(Exercise task):
Find every line in the records below that holds the word "在平面直角坐标系中", and copy each one.
>> start
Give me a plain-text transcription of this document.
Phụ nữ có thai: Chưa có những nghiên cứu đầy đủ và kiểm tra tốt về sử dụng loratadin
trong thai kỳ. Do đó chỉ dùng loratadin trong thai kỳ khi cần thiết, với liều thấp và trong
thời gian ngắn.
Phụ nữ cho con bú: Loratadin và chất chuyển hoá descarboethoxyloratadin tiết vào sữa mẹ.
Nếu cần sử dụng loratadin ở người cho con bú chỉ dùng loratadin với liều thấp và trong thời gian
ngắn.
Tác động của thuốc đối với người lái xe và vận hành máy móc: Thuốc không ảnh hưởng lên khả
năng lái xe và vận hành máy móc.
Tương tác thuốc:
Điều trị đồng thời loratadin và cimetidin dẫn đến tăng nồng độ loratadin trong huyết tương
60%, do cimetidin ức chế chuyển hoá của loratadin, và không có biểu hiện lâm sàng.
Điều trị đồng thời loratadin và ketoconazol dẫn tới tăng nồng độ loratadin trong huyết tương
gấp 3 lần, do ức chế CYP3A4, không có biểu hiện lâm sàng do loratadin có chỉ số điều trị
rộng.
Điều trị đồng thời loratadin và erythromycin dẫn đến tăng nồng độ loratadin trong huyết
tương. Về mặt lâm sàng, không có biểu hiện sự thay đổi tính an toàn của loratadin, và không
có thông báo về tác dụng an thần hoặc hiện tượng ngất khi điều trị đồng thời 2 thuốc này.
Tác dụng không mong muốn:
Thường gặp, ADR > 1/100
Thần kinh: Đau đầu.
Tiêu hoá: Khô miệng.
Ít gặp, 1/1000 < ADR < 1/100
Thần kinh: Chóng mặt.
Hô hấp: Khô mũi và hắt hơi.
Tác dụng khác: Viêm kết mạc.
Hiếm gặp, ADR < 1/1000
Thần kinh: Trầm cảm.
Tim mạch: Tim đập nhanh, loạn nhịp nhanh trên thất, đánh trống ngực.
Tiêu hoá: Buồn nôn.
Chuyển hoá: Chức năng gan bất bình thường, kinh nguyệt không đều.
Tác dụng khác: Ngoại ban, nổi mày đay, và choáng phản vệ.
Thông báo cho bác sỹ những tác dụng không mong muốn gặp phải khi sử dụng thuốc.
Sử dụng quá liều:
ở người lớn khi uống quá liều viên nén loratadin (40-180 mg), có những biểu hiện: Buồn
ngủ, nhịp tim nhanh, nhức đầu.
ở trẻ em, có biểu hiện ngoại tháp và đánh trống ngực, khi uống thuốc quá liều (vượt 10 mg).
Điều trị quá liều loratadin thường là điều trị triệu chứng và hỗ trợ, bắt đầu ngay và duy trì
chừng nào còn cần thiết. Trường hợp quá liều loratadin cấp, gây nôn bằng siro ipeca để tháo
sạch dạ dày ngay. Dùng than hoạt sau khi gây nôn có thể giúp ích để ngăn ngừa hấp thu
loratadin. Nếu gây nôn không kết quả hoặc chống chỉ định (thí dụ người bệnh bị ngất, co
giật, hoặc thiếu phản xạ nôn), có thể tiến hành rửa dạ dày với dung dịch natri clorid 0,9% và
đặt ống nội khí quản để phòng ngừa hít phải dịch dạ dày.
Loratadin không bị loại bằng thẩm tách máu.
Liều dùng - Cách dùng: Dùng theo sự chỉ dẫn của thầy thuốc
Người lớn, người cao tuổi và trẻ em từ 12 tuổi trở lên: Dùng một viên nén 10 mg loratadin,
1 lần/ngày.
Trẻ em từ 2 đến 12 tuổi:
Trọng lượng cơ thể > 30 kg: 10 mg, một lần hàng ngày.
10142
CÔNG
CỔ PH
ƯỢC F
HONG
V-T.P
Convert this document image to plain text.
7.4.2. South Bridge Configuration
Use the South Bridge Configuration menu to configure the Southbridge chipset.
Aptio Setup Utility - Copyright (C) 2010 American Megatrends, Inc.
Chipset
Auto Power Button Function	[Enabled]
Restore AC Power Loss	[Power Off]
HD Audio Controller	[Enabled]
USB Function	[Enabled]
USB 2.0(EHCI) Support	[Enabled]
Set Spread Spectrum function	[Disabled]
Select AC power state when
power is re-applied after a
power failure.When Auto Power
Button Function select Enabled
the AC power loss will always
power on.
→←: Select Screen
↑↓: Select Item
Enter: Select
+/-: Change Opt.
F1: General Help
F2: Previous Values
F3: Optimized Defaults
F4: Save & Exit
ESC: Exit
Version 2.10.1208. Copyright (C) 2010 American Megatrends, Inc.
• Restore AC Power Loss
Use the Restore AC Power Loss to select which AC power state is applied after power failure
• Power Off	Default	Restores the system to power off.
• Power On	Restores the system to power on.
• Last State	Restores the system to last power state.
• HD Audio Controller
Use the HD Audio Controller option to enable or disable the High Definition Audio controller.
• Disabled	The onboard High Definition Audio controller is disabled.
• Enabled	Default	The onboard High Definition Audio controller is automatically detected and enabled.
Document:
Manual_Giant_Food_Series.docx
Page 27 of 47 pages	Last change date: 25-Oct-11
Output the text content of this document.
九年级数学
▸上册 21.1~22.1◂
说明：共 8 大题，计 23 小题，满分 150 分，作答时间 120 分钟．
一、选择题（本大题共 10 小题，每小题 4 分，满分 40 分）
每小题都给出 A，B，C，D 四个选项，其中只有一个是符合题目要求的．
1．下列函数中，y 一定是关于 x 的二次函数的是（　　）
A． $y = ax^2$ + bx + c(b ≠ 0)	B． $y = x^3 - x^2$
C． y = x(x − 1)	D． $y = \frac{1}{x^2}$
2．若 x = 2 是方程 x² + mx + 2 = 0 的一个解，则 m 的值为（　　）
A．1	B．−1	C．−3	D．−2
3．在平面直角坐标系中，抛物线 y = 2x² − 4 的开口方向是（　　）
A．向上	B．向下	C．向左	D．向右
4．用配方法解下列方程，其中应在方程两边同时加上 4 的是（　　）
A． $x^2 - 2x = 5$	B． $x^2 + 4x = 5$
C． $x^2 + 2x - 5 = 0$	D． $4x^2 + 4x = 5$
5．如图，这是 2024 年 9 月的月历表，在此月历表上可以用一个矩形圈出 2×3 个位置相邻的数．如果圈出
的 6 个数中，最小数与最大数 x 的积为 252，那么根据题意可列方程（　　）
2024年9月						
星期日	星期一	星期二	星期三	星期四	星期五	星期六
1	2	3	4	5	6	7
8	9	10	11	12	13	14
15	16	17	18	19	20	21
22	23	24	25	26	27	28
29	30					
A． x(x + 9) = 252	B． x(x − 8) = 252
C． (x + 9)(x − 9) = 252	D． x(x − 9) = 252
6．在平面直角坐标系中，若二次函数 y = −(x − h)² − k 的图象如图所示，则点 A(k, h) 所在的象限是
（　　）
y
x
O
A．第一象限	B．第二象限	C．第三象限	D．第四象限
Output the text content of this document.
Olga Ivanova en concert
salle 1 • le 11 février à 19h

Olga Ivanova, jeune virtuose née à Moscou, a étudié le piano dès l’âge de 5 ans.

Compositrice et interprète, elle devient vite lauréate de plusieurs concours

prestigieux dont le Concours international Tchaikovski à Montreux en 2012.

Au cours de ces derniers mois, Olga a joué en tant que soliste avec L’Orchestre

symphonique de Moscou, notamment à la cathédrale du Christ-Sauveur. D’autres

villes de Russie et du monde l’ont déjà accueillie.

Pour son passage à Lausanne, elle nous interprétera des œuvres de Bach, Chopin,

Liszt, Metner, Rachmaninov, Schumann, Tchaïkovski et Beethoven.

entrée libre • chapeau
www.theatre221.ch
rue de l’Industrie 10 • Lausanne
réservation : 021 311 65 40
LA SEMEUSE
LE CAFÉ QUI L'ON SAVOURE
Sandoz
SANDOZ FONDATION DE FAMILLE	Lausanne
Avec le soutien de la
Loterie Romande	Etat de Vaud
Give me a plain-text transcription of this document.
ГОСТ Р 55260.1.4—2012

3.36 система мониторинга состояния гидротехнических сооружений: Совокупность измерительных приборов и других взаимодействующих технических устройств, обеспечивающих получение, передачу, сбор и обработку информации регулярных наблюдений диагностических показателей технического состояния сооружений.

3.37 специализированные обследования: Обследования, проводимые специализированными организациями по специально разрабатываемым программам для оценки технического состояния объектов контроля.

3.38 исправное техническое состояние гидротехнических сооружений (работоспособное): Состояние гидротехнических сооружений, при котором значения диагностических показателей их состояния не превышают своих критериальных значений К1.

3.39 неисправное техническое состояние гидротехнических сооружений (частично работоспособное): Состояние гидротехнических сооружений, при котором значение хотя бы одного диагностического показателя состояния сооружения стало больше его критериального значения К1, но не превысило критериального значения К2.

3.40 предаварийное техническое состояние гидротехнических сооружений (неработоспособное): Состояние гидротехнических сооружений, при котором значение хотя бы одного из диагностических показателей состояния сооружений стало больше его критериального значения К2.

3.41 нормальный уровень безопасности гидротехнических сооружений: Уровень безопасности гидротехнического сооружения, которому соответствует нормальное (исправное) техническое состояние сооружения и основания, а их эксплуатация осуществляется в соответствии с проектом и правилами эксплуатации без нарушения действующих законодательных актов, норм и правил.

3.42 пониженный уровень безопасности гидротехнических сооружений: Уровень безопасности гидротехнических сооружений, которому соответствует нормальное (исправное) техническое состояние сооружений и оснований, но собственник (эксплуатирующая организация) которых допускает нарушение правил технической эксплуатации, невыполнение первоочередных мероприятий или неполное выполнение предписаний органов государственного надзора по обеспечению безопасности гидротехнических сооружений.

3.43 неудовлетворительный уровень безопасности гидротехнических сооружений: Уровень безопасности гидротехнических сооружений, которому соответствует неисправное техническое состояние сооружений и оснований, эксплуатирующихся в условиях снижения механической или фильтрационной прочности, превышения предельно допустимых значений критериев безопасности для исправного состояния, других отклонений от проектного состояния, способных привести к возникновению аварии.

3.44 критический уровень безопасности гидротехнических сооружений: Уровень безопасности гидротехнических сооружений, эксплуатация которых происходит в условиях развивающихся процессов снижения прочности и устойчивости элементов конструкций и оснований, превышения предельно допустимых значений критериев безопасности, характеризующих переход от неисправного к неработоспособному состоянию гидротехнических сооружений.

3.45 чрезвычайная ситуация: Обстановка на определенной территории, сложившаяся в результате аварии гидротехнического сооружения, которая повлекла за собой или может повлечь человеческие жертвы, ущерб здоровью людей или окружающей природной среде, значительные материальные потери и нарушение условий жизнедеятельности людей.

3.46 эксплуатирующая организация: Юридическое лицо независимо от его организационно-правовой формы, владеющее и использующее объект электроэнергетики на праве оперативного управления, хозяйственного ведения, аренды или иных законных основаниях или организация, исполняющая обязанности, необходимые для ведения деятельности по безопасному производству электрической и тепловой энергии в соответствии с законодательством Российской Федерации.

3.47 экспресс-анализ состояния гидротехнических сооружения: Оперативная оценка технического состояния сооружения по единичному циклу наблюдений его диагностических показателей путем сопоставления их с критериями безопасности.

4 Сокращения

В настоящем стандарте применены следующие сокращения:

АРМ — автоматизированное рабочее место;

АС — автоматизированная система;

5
>> end
(Output below):
3．在平面直角坐标系中，抛物线 y = 2x² − 4 的开口方向是（　　）
6．在平面直角坐标系中，若二次函数 y = −(x − h)² − k 的图象如图所示，则点 A(k, h) 所在的象限是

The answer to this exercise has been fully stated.